__Exercise aim__
Using the listing below, report all lines holding the word "moglie".

-- begin --

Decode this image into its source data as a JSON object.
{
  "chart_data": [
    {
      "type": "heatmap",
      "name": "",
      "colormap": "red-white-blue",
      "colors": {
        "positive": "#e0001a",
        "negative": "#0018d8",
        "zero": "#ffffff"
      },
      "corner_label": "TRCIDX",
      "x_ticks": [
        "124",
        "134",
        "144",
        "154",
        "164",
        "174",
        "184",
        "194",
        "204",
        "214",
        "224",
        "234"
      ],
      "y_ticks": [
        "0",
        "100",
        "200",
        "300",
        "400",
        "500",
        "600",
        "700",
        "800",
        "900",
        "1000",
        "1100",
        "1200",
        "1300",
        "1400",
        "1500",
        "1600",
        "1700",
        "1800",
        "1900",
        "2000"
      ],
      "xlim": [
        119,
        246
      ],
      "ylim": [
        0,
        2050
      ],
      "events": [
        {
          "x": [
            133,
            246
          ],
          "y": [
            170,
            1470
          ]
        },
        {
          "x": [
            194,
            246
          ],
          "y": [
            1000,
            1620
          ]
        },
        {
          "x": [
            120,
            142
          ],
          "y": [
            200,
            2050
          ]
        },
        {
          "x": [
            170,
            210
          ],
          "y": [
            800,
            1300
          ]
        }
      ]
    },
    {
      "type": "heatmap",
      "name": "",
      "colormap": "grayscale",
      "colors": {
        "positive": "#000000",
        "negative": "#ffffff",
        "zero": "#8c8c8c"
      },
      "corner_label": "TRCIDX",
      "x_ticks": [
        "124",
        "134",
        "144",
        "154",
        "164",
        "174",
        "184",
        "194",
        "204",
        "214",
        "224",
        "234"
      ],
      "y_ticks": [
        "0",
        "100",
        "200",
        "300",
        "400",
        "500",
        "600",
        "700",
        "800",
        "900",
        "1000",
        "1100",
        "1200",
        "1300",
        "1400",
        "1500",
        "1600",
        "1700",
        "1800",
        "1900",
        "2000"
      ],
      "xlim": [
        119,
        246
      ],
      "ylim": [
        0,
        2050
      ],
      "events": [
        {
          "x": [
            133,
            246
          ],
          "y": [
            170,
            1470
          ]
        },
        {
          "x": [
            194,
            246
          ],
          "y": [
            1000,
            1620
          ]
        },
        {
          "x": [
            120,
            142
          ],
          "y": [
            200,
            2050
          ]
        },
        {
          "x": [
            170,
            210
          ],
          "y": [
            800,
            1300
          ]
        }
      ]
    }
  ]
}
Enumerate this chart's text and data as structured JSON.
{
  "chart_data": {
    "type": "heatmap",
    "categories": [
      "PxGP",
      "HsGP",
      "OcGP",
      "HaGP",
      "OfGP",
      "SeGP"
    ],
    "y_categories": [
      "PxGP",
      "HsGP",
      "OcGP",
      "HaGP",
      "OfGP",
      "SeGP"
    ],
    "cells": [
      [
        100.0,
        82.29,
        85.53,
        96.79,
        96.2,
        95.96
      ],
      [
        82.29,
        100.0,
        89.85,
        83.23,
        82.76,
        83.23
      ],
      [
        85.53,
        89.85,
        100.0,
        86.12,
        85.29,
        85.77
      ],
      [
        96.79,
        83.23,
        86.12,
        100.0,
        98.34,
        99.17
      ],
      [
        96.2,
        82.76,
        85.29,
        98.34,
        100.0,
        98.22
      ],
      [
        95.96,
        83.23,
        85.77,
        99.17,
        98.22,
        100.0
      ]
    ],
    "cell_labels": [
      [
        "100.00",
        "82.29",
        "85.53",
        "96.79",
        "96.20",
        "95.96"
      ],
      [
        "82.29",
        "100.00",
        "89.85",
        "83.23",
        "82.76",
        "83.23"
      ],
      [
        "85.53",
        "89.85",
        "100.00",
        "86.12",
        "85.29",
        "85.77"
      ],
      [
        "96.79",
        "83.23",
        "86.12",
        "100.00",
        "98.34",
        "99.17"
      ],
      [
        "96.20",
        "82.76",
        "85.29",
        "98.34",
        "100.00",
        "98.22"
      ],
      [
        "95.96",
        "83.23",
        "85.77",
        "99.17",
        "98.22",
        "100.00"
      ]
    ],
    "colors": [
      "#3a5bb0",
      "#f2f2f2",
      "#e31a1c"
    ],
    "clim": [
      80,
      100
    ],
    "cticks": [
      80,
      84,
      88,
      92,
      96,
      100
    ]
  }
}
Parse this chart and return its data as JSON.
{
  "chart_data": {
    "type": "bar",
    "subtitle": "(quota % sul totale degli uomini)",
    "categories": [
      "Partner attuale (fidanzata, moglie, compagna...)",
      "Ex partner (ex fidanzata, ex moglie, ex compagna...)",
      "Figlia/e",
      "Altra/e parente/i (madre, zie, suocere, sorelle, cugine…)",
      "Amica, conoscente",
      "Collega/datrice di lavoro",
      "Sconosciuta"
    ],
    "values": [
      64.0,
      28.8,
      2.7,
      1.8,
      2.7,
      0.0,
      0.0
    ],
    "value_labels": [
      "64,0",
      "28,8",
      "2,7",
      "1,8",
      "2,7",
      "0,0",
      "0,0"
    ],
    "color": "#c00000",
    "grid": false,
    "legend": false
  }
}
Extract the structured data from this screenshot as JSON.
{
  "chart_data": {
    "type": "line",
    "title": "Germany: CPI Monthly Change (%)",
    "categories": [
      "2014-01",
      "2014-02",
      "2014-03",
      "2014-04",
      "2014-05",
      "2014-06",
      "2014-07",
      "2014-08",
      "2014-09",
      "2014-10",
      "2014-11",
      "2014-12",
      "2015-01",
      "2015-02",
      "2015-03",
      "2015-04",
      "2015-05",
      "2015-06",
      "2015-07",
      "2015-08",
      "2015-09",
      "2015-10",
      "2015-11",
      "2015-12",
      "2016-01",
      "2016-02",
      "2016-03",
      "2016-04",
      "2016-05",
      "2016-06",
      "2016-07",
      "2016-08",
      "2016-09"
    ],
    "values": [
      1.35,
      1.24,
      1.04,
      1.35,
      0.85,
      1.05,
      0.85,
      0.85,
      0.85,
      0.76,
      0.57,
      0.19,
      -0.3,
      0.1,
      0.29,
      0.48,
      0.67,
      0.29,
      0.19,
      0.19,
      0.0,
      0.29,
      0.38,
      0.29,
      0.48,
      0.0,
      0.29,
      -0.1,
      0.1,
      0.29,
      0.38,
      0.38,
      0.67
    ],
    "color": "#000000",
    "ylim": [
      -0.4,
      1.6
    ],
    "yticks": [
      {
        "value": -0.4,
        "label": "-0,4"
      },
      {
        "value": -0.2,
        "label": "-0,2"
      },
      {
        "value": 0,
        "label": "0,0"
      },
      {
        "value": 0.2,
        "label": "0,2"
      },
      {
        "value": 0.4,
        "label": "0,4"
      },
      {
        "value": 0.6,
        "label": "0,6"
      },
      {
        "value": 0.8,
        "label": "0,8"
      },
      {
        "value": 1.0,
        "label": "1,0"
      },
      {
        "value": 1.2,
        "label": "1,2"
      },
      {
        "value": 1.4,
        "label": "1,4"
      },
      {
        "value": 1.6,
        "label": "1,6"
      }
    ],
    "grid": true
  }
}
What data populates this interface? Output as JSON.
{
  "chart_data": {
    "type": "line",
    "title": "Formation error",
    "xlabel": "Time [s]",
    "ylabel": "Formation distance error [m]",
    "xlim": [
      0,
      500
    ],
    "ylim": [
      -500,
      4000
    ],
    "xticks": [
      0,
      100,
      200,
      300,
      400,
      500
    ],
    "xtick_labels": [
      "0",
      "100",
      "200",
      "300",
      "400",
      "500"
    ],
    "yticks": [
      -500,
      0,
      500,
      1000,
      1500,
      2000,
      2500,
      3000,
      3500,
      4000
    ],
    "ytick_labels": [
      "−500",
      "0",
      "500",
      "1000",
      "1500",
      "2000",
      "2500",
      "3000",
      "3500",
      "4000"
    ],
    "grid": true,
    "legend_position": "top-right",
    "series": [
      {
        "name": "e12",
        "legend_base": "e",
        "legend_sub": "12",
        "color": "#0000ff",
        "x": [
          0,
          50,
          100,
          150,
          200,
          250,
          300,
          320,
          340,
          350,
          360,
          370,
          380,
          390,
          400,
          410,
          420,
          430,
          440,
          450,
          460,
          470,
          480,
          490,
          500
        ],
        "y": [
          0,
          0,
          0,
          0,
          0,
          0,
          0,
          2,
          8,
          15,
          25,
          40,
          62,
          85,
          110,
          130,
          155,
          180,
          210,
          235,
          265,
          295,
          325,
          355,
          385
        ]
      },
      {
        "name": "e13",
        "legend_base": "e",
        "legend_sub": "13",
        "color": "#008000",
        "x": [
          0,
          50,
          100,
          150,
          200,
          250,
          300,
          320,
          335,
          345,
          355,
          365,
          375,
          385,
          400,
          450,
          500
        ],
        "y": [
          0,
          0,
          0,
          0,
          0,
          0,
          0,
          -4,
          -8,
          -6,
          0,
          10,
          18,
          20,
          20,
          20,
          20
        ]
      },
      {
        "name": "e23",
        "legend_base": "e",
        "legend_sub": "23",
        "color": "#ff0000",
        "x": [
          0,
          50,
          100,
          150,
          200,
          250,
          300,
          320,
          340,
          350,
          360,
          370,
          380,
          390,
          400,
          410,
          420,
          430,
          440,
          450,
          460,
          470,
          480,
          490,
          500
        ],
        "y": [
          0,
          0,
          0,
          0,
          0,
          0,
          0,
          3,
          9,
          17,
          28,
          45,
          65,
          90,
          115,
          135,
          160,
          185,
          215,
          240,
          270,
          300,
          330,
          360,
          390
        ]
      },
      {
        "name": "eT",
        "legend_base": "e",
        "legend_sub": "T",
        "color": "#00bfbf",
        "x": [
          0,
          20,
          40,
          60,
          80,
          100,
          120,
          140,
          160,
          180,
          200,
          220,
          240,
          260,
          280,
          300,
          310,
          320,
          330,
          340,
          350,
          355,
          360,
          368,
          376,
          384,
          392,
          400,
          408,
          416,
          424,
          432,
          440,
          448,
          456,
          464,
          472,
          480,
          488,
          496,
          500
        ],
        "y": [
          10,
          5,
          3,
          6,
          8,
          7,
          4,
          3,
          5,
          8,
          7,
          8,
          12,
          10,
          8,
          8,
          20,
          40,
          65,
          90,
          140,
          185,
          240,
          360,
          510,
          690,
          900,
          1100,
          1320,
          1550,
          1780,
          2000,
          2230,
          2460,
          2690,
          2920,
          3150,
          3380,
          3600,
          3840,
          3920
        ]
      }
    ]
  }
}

-- end --

__Completed exercise__
      "Partner attuale (fidanzata, moglie, compagna...)",
      "Ex partner (ex fidanzata, ex moglie, ex compagna...)",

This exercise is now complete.